— Set task —
State the number of lines, and only that number, in which the word "район" appears.

(Collected data)
--------------------------------------------------

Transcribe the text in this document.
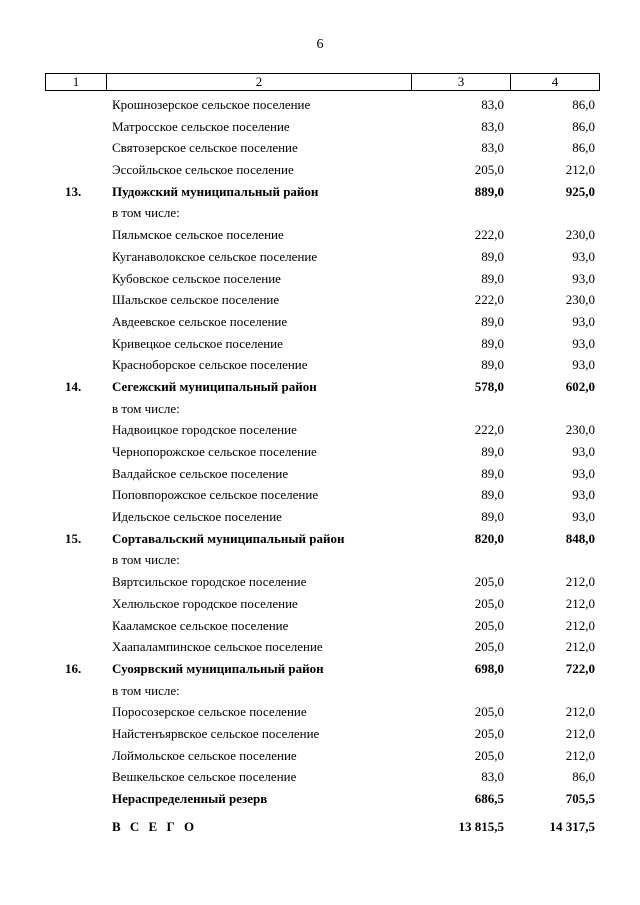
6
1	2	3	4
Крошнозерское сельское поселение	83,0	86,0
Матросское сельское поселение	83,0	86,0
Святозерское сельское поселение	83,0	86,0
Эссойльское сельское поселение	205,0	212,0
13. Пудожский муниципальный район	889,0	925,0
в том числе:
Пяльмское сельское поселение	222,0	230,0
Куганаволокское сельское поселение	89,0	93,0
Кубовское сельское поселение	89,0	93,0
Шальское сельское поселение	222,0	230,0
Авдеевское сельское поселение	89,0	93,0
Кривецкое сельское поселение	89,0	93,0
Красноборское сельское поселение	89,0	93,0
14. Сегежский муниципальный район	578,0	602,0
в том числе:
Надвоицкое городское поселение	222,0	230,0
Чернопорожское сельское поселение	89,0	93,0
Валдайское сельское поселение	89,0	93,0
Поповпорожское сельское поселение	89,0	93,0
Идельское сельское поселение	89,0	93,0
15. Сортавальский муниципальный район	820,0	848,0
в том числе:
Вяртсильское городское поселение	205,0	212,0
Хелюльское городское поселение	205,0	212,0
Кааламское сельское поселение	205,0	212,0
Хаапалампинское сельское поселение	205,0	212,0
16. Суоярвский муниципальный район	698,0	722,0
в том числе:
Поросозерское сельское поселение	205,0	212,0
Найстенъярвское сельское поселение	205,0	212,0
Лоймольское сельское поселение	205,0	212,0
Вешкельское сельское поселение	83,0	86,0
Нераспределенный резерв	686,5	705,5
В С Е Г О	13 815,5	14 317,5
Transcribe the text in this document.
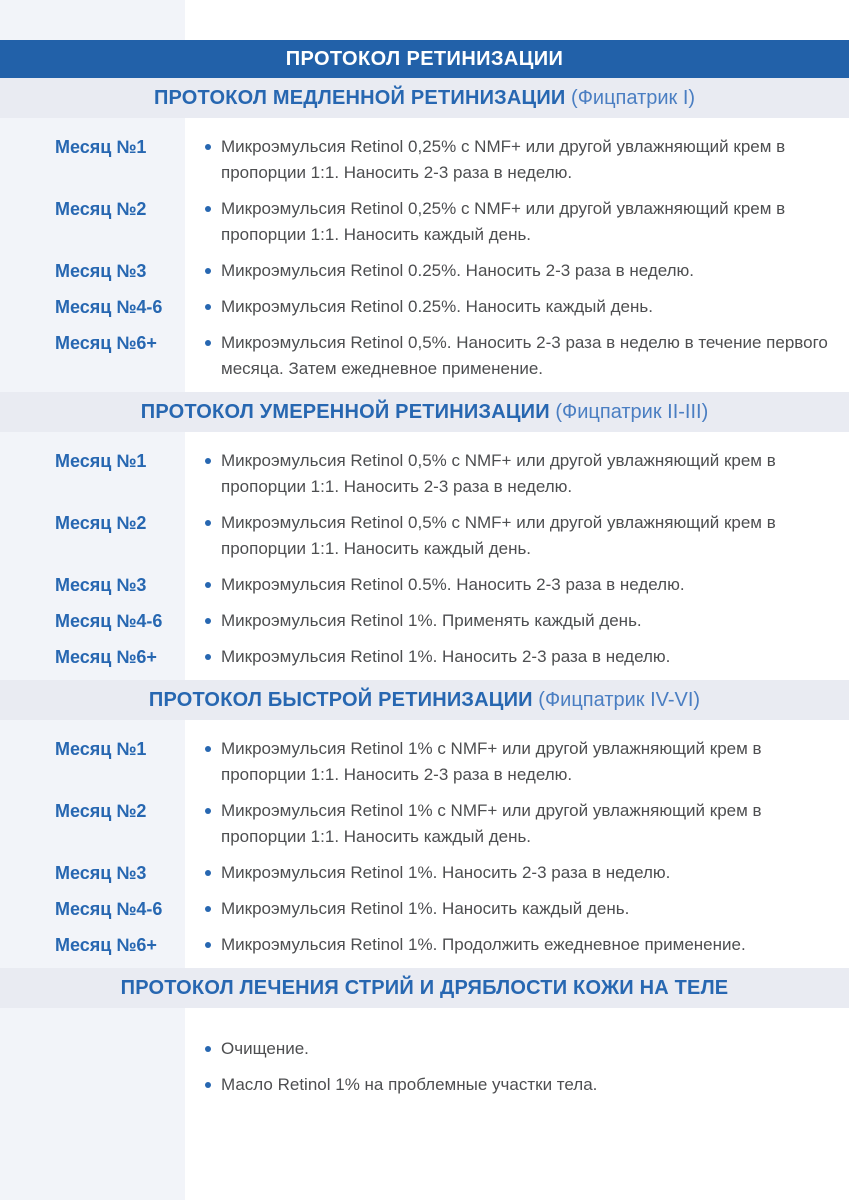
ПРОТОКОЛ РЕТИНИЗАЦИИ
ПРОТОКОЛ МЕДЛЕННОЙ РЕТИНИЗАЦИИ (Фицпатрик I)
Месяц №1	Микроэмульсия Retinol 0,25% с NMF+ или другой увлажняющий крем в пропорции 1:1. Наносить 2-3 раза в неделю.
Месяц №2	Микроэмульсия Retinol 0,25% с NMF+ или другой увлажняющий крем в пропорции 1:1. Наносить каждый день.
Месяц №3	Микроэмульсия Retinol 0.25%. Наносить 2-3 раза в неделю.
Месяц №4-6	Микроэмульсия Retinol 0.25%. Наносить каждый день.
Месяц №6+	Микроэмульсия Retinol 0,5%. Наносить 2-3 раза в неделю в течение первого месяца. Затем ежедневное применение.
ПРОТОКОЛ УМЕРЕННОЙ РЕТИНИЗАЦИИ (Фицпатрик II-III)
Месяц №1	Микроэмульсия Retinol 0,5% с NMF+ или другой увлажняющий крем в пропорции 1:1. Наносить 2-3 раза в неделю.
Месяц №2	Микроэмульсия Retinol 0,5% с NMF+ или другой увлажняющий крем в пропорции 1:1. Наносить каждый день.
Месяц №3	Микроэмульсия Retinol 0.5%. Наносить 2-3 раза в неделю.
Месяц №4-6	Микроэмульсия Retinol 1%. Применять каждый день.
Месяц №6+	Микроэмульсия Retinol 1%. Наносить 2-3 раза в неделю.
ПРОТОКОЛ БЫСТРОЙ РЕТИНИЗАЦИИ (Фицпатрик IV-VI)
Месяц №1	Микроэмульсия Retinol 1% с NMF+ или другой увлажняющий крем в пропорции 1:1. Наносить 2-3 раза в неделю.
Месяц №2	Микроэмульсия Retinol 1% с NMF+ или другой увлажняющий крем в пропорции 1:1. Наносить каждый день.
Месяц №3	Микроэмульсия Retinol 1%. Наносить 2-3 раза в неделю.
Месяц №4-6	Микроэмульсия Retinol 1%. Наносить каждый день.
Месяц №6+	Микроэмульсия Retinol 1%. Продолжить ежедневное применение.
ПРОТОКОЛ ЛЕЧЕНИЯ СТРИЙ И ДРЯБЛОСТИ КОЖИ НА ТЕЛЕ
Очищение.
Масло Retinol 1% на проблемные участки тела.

--------------------------------------------------

— Output below —
4